━━━━━ Input records ━━━━━

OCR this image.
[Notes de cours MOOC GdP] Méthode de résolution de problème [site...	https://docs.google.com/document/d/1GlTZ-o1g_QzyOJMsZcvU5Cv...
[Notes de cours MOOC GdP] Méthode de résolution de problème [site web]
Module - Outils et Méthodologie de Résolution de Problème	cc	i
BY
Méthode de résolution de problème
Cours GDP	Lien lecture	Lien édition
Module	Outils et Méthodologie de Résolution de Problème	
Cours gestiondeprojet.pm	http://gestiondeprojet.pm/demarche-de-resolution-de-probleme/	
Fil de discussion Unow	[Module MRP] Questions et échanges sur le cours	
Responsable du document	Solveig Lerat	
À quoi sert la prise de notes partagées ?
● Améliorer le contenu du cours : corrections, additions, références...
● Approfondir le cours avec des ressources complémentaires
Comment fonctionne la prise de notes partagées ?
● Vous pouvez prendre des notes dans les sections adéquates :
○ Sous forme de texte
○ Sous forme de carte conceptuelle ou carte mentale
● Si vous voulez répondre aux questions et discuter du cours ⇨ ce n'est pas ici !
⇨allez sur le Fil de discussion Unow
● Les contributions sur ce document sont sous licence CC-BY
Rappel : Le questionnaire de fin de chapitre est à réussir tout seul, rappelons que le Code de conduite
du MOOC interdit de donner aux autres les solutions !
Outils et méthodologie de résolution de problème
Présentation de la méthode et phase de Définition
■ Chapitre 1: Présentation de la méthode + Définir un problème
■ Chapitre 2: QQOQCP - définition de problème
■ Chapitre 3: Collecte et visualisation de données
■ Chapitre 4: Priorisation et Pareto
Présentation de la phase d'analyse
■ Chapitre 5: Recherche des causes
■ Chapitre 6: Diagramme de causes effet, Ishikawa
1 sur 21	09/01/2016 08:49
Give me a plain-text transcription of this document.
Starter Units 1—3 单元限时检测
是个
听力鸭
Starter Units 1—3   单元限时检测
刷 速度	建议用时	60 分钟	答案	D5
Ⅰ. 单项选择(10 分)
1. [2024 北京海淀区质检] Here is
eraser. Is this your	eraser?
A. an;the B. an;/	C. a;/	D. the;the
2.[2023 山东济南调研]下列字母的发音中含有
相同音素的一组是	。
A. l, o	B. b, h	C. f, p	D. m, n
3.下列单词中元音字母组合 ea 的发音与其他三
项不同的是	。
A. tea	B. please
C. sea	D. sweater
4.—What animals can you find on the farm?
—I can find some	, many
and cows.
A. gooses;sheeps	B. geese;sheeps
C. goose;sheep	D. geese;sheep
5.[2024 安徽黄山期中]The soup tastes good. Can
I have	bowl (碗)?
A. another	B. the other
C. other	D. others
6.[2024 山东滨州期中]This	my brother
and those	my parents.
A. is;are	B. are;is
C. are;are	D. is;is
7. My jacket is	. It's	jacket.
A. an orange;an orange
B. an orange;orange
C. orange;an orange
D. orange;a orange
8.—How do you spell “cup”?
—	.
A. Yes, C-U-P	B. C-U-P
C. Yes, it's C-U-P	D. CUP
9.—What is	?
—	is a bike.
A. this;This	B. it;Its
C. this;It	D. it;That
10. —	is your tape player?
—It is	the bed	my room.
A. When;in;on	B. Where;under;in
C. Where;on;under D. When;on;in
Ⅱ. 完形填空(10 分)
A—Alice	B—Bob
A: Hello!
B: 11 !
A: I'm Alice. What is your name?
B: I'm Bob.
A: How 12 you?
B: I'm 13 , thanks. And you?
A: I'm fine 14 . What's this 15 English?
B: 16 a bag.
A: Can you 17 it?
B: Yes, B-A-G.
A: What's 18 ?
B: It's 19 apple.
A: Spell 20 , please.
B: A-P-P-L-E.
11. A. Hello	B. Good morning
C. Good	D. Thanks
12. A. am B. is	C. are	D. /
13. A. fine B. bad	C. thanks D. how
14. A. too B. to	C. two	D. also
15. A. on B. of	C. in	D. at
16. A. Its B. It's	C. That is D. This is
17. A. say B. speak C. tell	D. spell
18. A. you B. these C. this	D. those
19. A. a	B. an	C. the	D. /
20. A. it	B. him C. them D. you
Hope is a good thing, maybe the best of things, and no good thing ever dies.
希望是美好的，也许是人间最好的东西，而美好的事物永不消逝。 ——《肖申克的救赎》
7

━━━━━

Task requirements: Some lines of the records may hold the word "Module". How many do? Answer with a number and nothing else.

Exercise answer: 3